• **Supplied material**

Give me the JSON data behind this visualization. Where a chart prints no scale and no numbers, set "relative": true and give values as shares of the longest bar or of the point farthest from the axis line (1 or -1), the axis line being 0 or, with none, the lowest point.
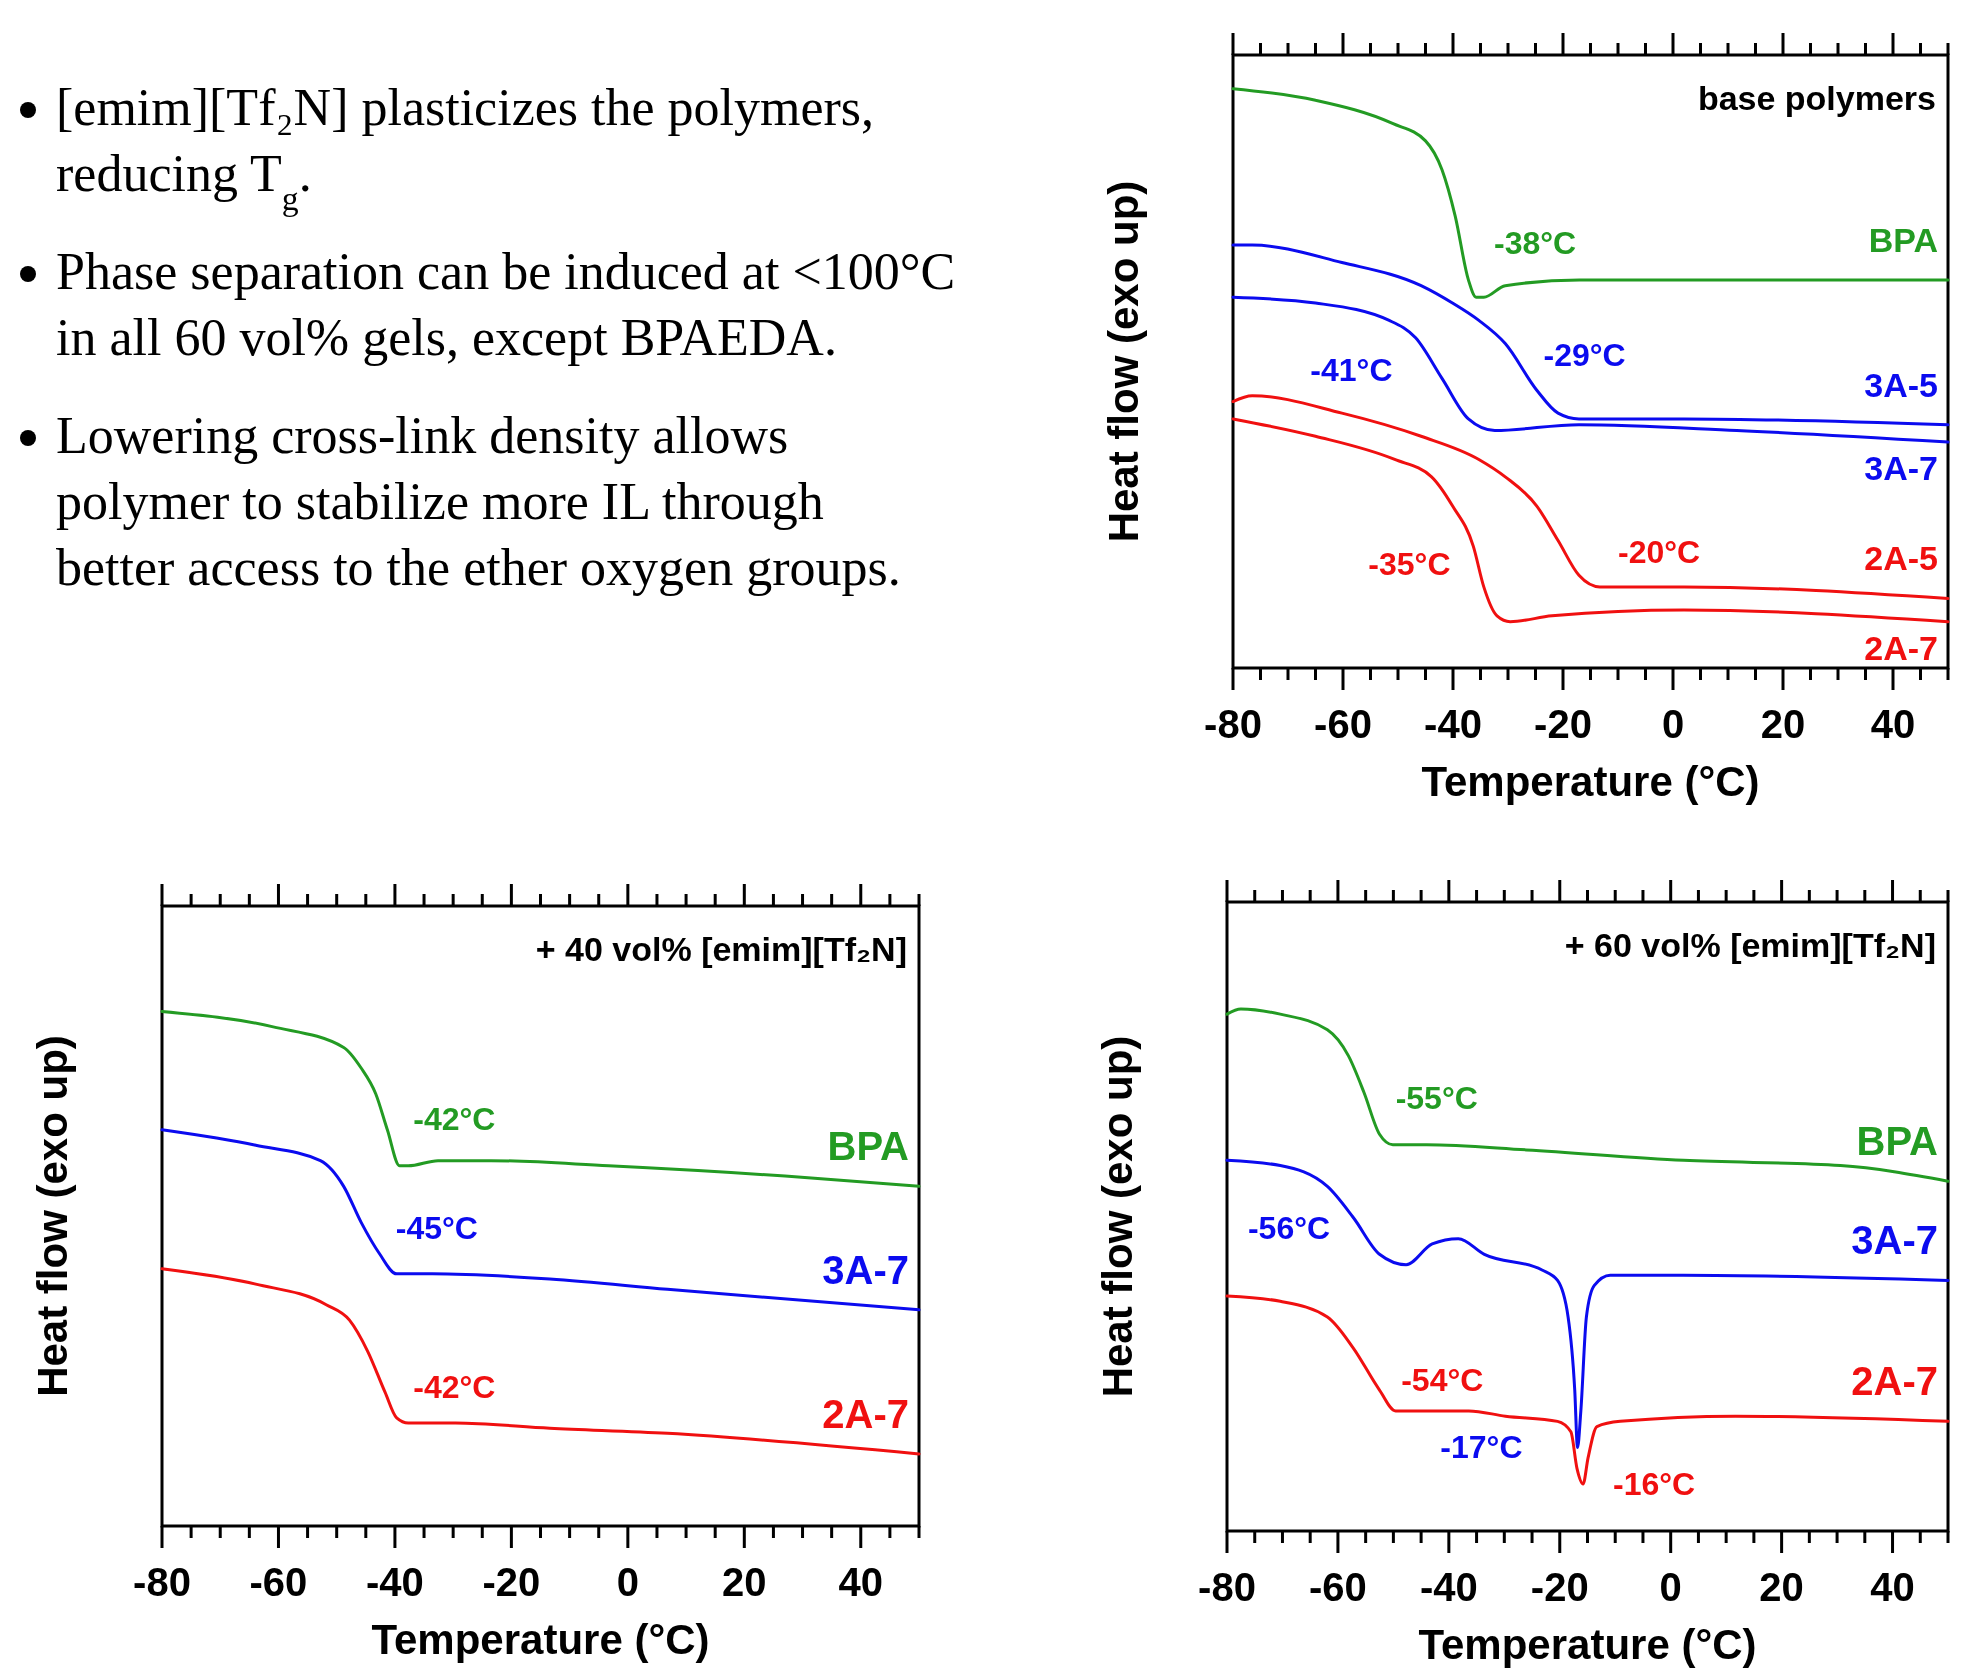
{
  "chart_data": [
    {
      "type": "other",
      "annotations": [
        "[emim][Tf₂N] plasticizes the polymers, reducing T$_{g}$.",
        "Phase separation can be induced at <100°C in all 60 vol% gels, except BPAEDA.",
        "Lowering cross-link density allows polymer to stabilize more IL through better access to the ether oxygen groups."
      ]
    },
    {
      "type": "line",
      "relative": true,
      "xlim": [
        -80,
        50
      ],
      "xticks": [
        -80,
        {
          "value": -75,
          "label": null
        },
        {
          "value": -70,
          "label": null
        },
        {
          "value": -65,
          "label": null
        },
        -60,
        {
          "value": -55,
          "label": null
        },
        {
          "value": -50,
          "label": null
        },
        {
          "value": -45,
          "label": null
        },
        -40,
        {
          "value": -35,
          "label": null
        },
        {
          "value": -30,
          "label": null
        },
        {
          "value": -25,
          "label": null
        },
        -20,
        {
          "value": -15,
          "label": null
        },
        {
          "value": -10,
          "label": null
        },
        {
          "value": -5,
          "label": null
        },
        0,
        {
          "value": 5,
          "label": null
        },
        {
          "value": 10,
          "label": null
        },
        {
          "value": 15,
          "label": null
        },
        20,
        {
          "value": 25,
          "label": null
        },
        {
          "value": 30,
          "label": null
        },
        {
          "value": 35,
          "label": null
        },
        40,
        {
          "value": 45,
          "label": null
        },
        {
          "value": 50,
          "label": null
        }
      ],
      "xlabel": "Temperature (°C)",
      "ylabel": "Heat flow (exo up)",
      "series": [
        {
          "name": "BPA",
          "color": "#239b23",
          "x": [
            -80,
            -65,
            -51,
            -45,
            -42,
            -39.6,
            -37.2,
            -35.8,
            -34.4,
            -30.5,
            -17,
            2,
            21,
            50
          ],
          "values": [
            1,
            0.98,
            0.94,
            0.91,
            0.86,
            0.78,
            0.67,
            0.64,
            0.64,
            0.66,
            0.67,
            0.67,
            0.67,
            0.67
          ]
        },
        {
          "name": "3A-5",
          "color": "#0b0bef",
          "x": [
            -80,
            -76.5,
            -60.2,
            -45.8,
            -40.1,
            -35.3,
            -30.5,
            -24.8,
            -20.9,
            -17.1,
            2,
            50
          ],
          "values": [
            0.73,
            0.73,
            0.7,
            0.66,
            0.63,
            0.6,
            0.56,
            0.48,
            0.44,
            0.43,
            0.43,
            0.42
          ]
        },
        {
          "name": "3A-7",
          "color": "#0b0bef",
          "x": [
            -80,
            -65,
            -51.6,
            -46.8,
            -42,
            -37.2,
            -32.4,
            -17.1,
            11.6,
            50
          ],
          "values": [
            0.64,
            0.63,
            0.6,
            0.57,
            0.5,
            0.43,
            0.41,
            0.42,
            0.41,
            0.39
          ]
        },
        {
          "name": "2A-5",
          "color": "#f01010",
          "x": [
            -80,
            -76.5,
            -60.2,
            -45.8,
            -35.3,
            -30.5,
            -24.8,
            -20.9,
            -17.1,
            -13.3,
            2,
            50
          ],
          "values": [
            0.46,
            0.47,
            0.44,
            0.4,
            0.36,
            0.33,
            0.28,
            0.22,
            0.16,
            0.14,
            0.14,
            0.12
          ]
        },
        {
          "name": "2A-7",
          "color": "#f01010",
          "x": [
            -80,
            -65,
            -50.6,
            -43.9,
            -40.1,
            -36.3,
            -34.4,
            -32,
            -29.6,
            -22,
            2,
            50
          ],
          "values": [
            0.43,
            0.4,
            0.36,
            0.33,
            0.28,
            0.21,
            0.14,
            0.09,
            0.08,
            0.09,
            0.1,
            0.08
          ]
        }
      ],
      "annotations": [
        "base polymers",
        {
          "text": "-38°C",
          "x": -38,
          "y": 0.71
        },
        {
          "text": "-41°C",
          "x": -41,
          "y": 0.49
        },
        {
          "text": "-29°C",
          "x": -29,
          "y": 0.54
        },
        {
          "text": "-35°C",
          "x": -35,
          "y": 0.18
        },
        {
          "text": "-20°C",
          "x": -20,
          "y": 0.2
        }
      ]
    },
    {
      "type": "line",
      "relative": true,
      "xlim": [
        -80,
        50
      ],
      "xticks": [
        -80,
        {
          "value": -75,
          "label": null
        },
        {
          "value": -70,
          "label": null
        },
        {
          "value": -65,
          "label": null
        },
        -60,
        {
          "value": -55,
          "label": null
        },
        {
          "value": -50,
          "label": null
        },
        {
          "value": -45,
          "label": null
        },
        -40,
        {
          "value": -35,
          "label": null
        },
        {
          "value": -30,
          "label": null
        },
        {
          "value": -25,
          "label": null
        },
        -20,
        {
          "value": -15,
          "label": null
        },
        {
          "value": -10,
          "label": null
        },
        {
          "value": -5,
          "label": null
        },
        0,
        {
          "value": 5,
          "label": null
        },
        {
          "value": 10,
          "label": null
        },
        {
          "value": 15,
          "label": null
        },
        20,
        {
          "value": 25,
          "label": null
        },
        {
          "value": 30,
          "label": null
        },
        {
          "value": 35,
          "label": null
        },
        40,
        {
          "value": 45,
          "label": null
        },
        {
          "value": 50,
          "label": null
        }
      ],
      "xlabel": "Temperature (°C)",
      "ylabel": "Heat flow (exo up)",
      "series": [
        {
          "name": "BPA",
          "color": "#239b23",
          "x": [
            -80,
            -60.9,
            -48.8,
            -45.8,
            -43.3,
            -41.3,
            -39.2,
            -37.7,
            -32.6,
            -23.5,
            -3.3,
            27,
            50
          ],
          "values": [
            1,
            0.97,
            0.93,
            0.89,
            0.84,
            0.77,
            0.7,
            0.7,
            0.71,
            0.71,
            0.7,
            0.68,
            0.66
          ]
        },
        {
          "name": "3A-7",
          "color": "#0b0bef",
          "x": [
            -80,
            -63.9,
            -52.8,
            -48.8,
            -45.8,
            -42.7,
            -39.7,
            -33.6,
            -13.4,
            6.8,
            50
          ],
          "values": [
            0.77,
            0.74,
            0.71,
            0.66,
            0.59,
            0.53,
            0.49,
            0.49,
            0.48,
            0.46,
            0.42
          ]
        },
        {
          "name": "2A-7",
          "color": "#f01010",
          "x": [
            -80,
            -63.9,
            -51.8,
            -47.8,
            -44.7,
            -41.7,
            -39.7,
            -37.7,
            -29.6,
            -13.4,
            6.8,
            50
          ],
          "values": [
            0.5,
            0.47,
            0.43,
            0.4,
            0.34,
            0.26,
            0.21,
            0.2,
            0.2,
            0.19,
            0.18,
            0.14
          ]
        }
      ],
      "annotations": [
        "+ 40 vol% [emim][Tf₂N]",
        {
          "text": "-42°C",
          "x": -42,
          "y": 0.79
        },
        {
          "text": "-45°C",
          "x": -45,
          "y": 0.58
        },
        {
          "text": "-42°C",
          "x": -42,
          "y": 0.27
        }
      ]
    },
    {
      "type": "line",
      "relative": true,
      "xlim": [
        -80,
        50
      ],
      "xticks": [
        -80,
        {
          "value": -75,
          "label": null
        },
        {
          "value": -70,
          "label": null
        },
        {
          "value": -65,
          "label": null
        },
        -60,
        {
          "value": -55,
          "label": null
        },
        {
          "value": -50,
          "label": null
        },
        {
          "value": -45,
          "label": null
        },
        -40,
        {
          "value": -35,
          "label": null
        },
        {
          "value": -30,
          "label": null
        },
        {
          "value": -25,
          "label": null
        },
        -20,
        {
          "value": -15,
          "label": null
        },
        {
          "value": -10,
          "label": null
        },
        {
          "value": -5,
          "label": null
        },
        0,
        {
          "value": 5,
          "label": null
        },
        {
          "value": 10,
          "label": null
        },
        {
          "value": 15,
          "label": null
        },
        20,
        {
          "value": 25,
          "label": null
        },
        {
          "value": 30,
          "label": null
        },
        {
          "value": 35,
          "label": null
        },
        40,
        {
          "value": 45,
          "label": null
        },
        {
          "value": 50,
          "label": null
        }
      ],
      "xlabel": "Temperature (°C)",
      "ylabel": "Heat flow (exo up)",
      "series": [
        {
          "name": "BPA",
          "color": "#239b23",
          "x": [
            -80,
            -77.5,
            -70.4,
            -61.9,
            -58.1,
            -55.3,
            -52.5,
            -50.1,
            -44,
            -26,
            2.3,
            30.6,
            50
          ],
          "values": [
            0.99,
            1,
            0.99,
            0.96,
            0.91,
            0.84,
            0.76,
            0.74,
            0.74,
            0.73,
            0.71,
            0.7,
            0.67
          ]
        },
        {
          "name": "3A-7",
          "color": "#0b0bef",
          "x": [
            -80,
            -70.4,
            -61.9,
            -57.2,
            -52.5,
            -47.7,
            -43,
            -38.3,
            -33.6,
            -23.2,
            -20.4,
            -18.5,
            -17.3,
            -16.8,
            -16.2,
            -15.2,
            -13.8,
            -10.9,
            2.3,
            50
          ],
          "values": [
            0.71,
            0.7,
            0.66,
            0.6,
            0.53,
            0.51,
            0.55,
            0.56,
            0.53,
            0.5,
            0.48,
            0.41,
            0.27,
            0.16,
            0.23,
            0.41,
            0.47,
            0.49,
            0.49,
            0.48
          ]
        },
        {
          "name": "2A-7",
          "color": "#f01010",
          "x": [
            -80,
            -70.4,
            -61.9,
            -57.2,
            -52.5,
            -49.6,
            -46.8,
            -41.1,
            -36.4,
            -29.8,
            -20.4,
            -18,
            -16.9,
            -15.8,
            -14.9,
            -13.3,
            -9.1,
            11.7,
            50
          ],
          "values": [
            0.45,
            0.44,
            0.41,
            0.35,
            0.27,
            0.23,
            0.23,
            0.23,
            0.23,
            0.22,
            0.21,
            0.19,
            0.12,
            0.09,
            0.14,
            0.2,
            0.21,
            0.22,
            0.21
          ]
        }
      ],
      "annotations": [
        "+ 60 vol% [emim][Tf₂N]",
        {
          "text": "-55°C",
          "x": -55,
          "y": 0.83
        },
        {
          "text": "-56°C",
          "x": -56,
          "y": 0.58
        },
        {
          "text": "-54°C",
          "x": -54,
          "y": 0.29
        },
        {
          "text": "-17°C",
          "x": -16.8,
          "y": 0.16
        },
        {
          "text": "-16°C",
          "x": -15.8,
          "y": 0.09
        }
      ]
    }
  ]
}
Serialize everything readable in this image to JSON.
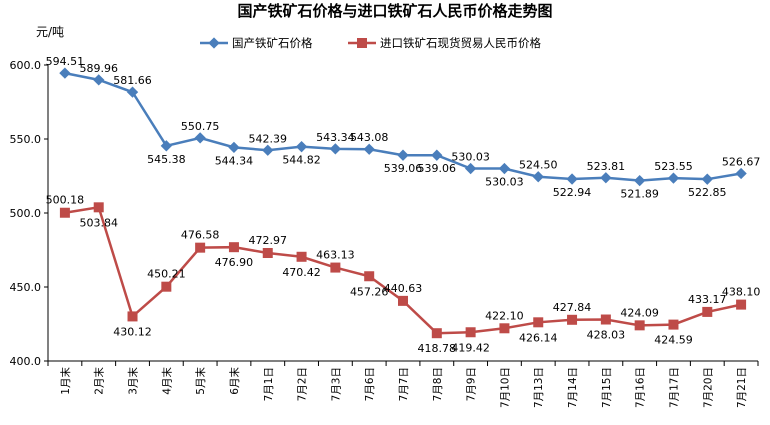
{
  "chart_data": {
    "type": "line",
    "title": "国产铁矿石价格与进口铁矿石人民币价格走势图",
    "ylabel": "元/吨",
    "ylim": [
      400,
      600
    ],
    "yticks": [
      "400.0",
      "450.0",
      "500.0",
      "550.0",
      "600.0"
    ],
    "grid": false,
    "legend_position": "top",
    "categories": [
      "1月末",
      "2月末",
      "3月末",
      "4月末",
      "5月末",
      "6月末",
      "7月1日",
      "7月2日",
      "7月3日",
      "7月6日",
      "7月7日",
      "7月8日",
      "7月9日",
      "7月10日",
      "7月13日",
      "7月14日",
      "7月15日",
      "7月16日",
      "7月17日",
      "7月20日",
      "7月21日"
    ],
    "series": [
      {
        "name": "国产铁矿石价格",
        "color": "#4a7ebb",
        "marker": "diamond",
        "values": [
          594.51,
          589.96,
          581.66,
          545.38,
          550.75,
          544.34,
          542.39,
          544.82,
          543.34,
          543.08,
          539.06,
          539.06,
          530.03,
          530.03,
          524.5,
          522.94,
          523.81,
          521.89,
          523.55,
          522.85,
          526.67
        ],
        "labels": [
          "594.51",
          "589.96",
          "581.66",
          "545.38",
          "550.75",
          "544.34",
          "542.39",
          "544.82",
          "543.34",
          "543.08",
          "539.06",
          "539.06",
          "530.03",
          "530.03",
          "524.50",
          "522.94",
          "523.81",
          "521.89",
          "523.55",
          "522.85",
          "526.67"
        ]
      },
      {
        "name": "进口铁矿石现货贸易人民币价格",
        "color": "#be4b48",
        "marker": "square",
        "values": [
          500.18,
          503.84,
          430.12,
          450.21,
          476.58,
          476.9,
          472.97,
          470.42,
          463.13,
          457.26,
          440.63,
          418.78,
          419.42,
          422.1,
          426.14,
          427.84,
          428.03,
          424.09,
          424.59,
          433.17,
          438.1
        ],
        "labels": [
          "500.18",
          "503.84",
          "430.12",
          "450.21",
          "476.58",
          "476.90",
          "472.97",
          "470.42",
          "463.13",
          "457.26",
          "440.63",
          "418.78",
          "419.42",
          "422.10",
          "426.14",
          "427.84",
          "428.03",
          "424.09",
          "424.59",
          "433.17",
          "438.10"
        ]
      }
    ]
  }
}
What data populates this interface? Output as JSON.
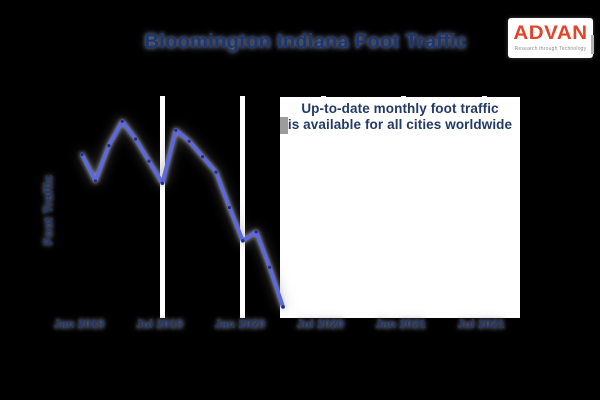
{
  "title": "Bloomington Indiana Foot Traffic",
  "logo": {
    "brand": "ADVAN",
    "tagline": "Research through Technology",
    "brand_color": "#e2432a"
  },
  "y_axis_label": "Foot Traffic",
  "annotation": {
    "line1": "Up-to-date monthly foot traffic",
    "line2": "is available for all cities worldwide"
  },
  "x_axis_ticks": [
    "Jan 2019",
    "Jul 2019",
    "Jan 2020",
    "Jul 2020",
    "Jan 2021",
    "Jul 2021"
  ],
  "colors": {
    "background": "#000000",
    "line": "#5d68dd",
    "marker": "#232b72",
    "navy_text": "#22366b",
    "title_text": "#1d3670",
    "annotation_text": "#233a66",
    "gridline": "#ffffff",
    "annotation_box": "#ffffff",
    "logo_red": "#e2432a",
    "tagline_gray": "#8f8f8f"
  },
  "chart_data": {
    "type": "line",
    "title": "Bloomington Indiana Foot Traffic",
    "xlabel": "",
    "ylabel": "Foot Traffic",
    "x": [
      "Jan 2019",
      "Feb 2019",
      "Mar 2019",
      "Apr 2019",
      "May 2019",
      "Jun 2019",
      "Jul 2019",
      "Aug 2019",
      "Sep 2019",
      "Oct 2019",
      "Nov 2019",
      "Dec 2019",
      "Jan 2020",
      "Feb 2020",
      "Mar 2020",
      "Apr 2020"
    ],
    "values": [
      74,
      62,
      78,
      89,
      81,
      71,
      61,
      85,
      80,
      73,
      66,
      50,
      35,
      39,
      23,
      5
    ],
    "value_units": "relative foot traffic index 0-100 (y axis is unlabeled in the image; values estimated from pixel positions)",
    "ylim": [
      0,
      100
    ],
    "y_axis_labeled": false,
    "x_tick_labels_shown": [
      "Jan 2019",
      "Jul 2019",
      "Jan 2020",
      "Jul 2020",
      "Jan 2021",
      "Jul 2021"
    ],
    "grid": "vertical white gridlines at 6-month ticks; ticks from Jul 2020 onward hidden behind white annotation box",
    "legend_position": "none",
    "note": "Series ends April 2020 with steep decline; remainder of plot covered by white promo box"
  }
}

• **The request**
Filter the entries and copy out every line with the word "Bloomington".

• **Solution**
  "title": "Bloomington Indiana Foot Traffic",
    "title": "Bloomington Indiana Foot Traffic",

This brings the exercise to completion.